Task requirements
Beginning with the line in which "Convert this document image to plain text." appears, transcribe each line word for word until the records end. Do not include pictures.
---------- Record list
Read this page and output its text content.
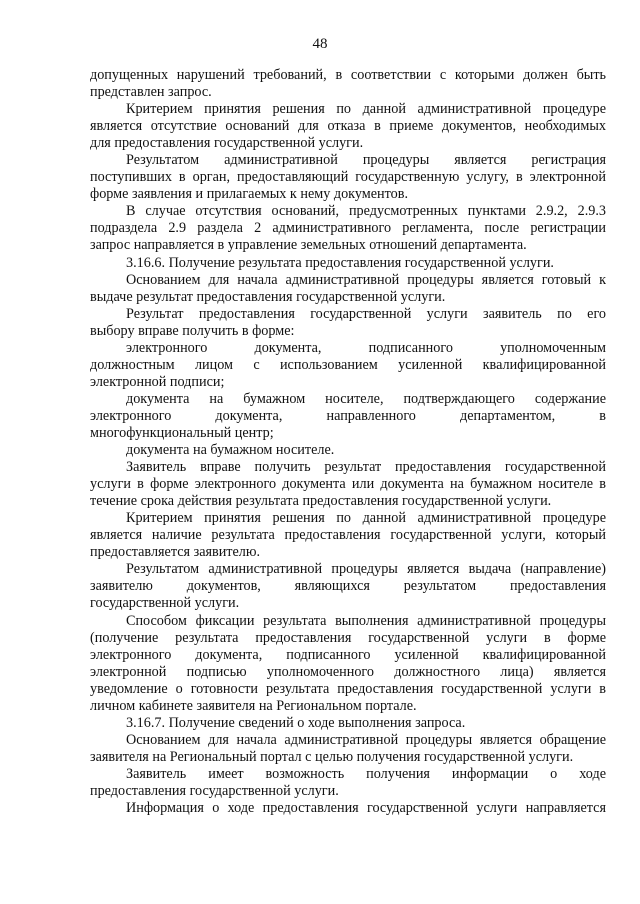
48
допущенных нарушений требований, в соответствии с которыми должен быть
представлен запрос.
Критерием принятия решения по данной административной процедуре
является отсутствие оснований для отказа в приеме документов, необходимых
для предоставления государственной услуги.
Результатом административной процедуры является регистрация
поступивших в орган, предоставляющий государственную услугу, в электронной
форме заявления и прилагаемых к нему документов.
В случае отсутствия оснований, предусмотренных пунктами 2.9.2, 2.9.3
подраздела 2.9 раздела 2 административного регламента, после регистрации
запрос направляется в управление земельных отношений департамента.
3.16.6. Получение результата предоставления государственной услуги.
Основанием для начала административной процедуры является готовый к
выдаче результат предоставления государственной услуги.
Результат предоставления государственной услуги заявитель по его
выбору вправе получить в форме:
электронного документа, подписанного уполномоченным
должностным лицом с использованием усиленной квалифицированной
электронной подписи;
документа на бумажном носителе, подтверждающего содержание
электронного документа, направленного департаментом, в
многофункциональный центр;
документа на бумажном носителе.
Заявитель вправе получить результат предоставления государственной
услуги в форме электронного документа или документа на бумажном носителе в
течение срока действия результата предоставления государственной услуги.
Критерием принятия решения по данной административной процедуре
является наличие результата предоставления государственной услуги, который
предоставляется заявителю.
Результатом административной процедуры является выдача (направление)
заявителю документов, являющихся результатом предоставления
государственной услуги.
Способом фиксации результата выполнения административной процедуры
(получение результата предоставления государственной услуги в форме
электронного документа, подписанного усиленной квалифицированной
электронной подписью уполномоченного должностного лица) является
уведомление о готовности результата предоставления государственной услуги в
личном кабинете заявителя на Региональном портале.
3.16.7. Получение сведений о ходе выполнения запроса.
Основанием для начала административной процедуры является обращение
заявителя на Региональный портал с целью получения государственной услуги.
Заявитель имеет возможность получения информации о ходе
предоставления государственной услуги.
Информация о ходе предоставления государственной услуги направляется
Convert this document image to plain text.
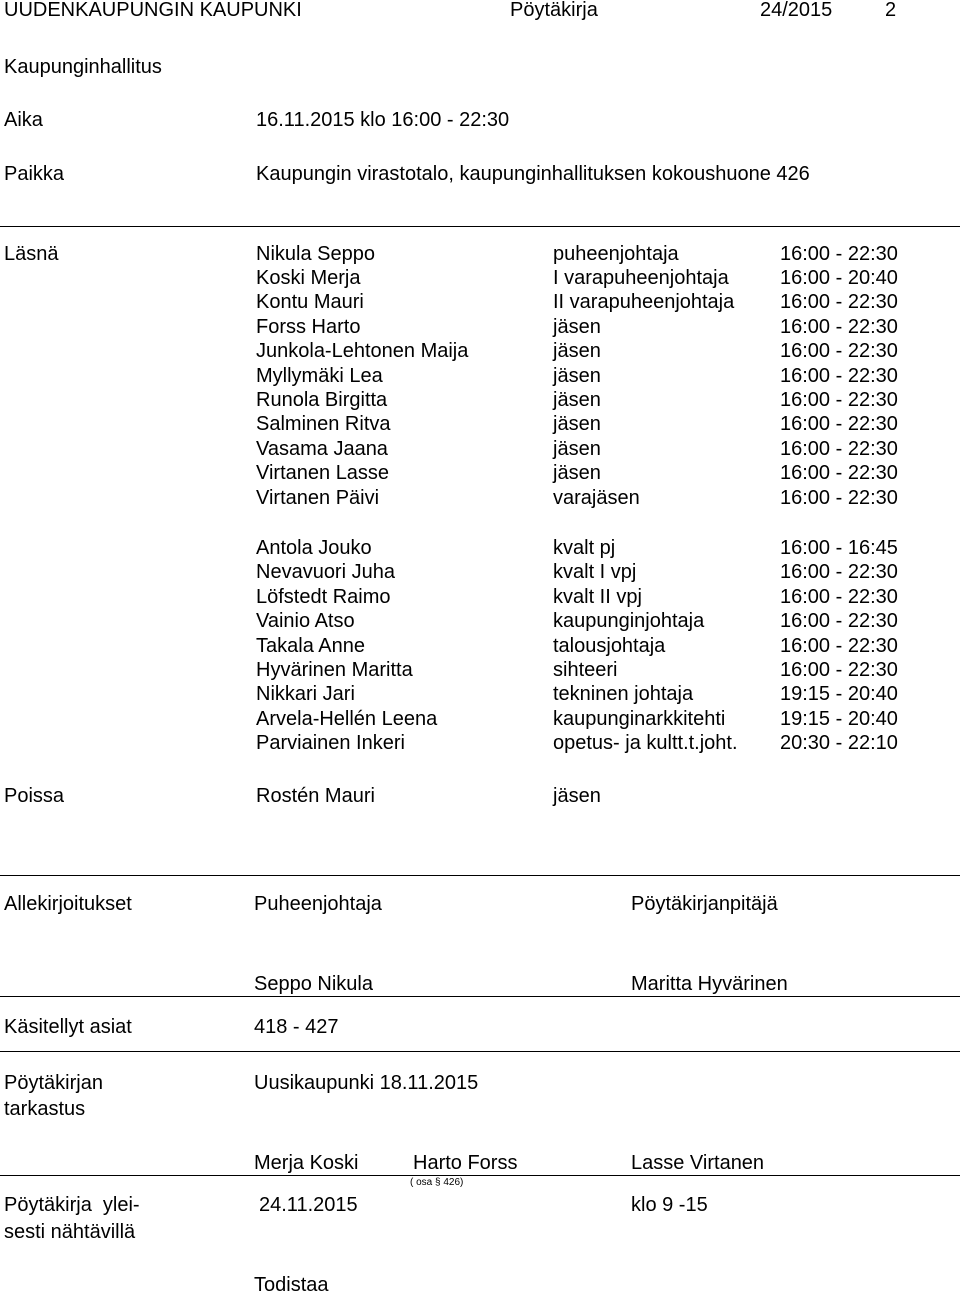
UUDENKAUPUNGIN KAUPUNKI	Pöytäkirja	24/2015	2
Kaupunginhallitus
Aika	16.11.2015 klo 16:00 - 22:30
Paikka	Kaupungin virastotalo, kaupunginhallituksen kokoushuone 426
Läsnä	Nikula Seppo	puheenjohtaja	16:00 - 22:30
Koski Merja	I varapuheenjohtaja	16:00 - 20:40
Kontu Mauri	II varapuheenjohtaja 16:00 - 22:30
Forss Harto	jäsen	16:00 - 22:30
Junkola-Lehtonen Maija	jäsen	16:00 - 22:30
Myllymäki Lea	jäsen	16:00 - 22:30
Runola Birgitta	jäsen	16:00 - 22:30
Salminen Ritva	jäsen	16:00 - 22:30
Vasama Jaana	jäsen	16:00 - 22:30
Virtanen Lasse	jäsen	16:00 - 22:30
Virtanen Päivi	varajäsen	16:00 - 22:30
Antola Jouko	kvalt pj	16:00 - 16:45
Nevavuori Juha	kvalt I vpj	16:00 - 22:30
Löfstedt Raimo	kvalt II vpj	16:00 - 22:30
Vainio Atso	kaupunginjohtaja	16:00 - 22:30
Takala Anne	talousjohtaja	16:00 - 22:30
Hyvärinen Maritta	sihteeri	16:00 - 22:30
Nikkari Jari	tekninen johtaja	19:15 - 20:40
Arvela-Hellén Leena	kaupunginarkkitehti	19:15 - 20:40
Parviainen Inkeri	opetus- ja kultt.t.joht. 20:30 - 22:10
Poissa	Rostén Mauri	jäsen
Allekirjoitukset	Puheenjohtaja	Pöytäkirjanpitäjä
Seppo Nikula	Maritta Hyvärinen
Käsitellyt asiat	418 - 427
Pöytäkirjan
tarkastus
Uusikaupunki 18.11.2015
Merja Koski	Harto Forss	Lasse Virtanen
( osa § 426)
Pöytäkirja  ylei-
sesti nähtävillä
24.11.2015	klo 9 -15
Todistaa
--------------------
Output of the task
Convert this document image to plain text.
UUDENKAUPUNGIN KAUPUNKI	Pöytäkirja	24/2015	2
Kaupunginhallitus
Aika	16.11.2015 klo 16:00 - 22:30
Paikka	Kaupungin virastotalo, kaupunginhallituksen kokoushuone 426
Läsnä	Nikula Seppo	puheenjohtaja	16:00 - 22:30
Koski Merja	I varapuheenjohtaja	16:00 - 20:40
Kontu Mauri	II varapuheenjohtaja 16:00 - 22:30
Forss Harto	jäsen	16:00 - 22:30
Junkola-Lehtonen Maija	jäsen	16:00 - 22:30
Myllymäki Lea	jäsen	16:00 - 22:30
Runola Birgitta	jäsen	16:00 - 22:30
Salminen Ritva	jäsen	16:00 - 22:30
Vasama Jaana	jäsen	16:00 - 22:30
Virtanen Lasse	jäsen	16:00 - 22:30
Virtanen Päivi	varajäsen	16:00 - 22:30
Antola Jouko	kvalt pj	16:00 - 16:45
Nevavuori Juha	kvalt I vpj	16:00 - 22:30
Löfstedt Raimo	kvalt II vpj	16:00 - 22:30
Vainio Atso	kaupunginjohtaja	16:00 - 22:30
Takala Anne	talousjohtaja	16:00 - 22:30
Hyvärinen Maritta	sihteeri	16:00 - 22:30
Nikkari Jari	tekninen johtaja	19:15 - 20:40
Arvela-Hellén Leena	kaupunginarkkitehti	19:15 - 20:40
Parviainen Inkeri	opetus- ja kultt.t.joht. 20:30 - 22:10
Poissa	Rostén Mauri	jäsen
Allekirjoitukset	Puheenjohtaja	Pöytäkirjanpitäjä
Seppo Nikula	Maritta Hyvärinen
Käsitellyt asiat	418 - 427
Pöytäkirjan
tarkastus
Uusikaupunki 18.11.2015
Merja Koski	Harto Forss	Lasse Virtanen
( osa § 426)
Pöytäkirja  ylei-
sesti nähtävillä
24.11.2015	klo 9 -15
Todistaa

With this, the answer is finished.